> Problem description
Print the records below verbatim, starting at the line containing "localize each UI" and ending with the line containing "print-date-first: چاپ نوبت", both included.

> Records for this exercise
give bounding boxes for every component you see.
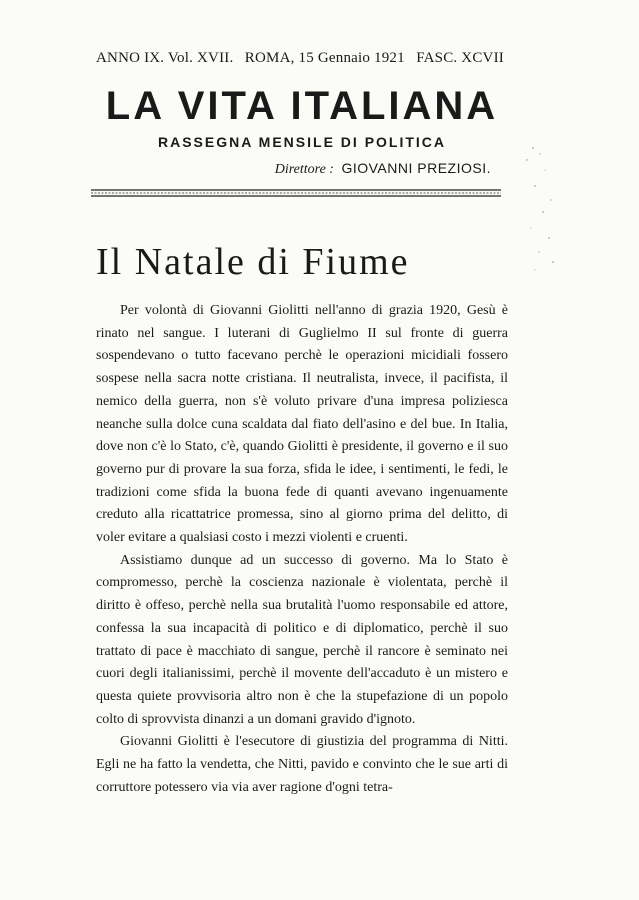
...
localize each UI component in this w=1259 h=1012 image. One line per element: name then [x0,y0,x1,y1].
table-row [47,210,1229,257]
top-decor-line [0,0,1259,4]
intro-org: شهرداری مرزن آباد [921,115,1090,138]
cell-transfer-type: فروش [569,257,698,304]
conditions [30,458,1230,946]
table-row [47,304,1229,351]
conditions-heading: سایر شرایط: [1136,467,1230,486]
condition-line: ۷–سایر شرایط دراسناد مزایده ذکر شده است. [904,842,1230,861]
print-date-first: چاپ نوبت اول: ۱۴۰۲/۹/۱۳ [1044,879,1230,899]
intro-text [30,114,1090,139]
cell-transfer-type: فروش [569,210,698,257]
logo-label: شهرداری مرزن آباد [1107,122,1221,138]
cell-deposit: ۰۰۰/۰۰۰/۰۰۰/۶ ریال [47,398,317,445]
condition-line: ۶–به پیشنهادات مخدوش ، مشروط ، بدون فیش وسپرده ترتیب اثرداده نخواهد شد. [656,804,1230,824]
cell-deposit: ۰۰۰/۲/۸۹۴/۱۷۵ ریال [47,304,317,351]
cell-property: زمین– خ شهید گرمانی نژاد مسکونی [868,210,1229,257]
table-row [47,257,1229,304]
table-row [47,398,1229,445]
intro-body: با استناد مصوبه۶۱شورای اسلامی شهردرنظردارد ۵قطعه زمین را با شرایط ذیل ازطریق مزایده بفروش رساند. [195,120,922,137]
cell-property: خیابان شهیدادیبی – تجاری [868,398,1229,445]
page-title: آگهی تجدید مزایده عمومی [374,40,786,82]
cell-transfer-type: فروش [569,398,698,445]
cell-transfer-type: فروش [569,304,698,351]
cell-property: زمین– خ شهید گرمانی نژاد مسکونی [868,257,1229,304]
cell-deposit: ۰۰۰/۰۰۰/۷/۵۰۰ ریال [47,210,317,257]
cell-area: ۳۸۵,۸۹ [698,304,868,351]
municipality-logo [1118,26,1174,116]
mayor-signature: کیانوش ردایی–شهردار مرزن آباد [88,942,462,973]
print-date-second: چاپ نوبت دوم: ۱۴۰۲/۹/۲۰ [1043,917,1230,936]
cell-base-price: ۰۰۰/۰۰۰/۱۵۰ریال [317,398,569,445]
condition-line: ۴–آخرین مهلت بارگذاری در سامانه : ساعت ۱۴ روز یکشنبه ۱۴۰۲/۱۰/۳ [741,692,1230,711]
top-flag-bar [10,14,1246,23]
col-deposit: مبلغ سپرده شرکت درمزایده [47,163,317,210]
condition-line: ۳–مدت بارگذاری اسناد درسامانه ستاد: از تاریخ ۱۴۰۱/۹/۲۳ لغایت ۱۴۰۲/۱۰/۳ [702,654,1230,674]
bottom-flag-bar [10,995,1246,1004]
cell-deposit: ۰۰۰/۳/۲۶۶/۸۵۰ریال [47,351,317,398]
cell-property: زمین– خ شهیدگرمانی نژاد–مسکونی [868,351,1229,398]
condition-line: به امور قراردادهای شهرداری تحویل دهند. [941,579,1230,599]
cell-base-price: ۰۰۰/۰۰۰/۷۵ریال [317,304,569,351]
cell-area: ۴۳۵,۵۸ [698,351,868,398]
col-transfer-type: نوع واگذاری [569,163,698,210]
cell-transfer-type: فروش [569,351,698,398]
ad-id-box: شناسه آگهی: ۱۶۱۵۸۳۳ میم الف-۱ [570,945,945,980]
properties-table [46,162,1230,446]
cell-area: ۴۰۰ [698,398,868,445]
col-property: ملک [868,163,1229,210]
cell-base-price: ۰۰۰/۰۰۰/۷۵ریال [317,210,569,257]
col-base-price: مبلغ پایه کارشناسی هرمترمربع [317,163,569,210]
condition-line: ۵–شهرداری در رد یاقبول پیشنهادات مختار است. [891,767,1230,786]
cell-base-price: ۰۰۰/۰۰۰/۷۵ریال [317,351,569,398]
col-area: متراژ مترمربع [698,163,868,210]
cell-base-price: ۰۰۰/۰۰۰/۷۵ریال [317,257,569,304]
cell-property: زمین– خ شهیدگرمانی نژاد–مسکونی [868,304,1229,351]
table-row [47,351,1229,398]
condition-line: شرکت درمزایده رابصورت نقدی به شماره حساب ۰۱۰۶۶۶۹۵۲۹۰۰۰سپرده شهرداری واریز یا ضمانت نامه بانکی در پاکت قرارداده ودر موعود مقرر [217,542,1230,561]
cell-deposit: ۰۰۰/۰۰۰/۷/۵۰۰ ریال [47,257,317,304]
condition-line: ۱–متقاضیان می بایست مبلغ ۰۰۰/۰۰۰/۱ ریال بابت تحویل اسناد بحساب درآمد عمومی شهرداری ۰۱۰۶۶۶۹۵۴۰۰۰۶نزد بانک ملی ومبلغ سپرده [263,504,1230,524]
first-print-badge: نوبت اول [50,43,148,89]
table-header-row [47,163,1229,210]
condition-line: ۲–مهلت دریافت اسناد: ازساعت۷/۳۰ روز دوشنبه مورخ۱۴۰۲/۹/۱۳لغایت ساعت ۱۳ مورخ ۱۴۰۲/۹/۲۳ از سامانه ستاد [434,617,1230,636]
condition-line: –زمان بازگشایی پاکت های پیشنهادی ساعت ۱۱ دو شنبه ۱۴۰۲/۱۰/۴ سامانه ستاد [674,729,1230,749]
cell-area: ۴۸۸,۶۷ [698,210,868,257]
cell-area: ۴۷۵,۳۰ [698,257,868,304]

> Result for this task
localize each UI component in this w=1259 h=1012 image. One line per element: name then [x0,y0,x1,y1].
table-row [47,210,1229,257]
top-decor-line [0,0,1259,4]
intro-org: شهرداری مرزن آباد [921,115,1090,138]
cell-transfer-type: فروش [569,257,698,304]
conditions [30,458,1230,946]
table-row [47,304,1229,351]
conditions-heading: سایر شرایط: [1136,467,1230,486]
condition-line: ۷–سایر شرایط دراسناد مزایده ذکر شده است. [904,842,1230,861]
print-date-first: چاپ نوبت اول: ۱۴۰۲/۹/۱۳ [1044,879,1230,899]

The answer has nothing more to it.